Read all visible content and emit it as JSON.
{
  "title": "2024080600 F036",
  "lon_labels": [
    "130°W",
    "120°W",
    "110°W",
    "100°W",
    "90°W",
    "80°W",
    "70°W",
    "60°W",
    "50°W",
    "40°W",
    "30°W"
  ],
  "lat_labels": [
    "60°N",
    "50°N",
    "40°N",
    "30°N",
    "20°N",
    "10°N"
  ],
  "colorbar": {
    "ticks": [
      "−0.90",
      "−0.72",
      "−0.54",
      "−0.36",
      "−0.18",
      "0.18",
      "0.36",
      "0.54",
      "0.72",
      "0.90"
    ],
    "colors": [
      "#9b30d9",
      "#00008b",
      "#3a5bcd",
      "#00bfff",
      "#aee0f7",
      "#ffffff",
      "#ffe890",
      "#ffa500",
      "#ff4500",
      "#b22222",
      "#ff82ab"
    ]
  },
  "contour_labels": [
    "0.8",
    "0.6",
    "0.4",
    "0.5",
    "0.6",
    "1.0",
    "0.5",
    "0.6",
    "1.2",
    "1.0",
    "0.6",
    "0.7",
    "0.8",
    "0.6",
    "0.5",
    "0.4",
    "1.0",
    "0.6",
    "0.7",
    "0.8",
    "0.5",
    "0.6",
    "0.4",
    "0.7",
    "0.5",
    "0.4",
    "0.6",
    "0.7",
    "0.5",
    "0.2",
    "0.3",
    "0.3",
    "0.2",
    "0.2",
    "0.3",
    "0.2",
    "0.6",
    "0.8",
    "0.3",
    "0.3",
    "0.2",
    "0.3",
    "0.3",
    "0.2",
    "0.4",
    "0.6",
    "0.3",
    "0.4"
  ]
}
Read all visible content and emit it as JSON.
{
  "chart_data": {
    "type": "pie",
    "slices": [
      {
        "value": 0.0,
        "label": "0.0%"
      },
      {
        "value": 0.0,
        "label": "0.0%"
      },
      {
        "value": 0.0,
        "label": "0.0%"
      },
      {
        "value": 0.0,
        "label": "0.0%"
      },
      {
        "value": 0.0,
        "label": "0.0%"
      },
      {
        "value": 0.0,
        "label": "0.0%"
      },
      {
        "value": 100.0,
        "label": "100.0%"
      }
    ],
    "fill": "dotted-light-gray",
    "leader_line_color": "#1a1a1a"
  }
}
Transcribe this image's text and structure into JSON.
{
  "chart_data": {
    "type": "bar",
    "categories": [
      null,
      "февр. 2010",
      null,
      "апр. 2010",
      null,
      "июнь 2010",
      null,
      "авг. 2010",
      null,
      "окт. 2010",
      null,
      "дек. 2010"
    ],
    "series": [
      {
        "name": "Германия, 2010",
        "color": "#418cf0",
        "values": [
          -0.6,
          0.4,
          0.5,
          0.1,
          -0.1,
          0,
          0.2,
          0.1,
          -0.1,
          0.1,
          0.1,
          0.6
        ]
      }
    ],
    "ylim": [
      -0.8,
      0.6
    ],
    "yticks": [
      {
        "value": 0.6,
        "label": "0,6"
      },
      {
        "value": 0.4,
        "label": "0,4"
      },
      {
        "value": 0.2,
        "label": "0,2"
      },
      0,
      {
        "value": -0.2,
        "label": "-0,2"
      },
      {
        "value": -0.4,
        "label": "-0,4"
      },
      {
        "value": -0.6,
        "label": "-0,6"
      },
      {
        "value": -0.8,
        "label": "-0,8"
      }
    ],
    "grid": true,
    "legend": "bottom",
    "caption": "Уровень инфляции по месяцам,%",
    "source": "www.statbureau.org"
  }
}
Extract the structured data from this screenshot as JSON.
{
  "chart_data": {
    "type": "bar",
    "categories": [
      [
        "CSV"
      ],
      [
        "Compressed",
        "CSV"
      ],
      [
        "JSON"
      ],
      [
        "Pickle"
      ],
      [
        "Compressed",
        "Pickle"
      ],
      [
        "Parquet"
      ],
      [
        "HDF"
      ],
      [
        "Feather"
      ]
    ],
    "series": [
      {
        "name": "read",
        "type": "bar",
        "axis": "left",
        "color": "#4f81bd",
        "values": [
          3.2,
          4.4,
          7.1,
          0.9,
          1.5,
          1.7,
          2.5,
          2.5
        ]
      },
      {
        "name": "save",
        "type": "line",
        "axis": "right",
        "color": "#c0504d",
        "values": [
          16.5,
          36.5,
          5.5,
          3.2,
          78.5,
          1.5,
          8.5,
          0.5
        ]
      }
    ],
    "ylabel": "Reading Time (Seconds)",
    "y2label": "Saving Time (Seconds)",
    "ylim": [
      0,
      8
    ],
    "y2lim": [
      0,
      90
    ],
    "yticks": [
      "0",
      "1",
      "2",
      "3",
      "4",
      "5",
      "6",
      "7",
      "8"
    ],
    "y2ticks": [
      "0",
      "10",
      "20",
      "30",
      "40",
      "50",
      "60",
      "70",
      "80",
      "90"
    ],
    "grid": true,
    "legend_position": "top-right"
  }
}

-.-.-

> **GIVEN REQUEST**: Reproduce the lines from the one containing "Extract the structured" to the end of the entries, keeping both ends and adding nothing.

> **ANSWER TO THE PROBLEM**:
Extract the structured data from this screenshot as JSON.
{
  "chart_data": {
    "type": "bar",
    "categories": [
      [
        "CSV"
      ],
      [
        "Compressed",
        "CSV"
      ],
      [
        "JSON"
      ],
      [
        "Pickle"
      ],
      [
        "Compressed",
        "Pickle"
      ],
      [
        "Parquet"
      ],
      [
        "HDF"
      ],
      [
        "Feather"
      ]
    ],
    "series": [
      {
        "name": "read",
        "type": "bar",
        "axis": "left",
        "color": "#4f81bd",
        "values": [
          3.2,
          4.4,
          7.1,
          0.9,
          1.5,
          1.7,
          2.5,
          2.5
        ]
      },
      {
        "name": "save",
        "type": "line",
        "axis": "right",
        "color": "#c0504d",
        "values": [
          16.5,
          36.5,
          5.5,
          3.2,
          78.5,
          1.5,
          8.5,
          0.5
        ]
      }
    ],
    "ylabel": "Reading Time (Seconds)",
    "y2label": "Saving Time (Seconds)",
    "ylim": [
      0,
      8
    ],
    "y2lim": [
      0,
      90
    ],
    "yticks": [
      "0",
      "1",
      "2",
      "3",
      "4",
      "5",
      "6",
      "7",
      "8"
    ],
    "y2ticks": [
      "0",
      "10",
      "20",
      "30",
      "40",
      "50",
      "60",
      "70",
      "80",
      "90"
    ],
    "grid": true,
    "legend_position": "top-right"
  }
}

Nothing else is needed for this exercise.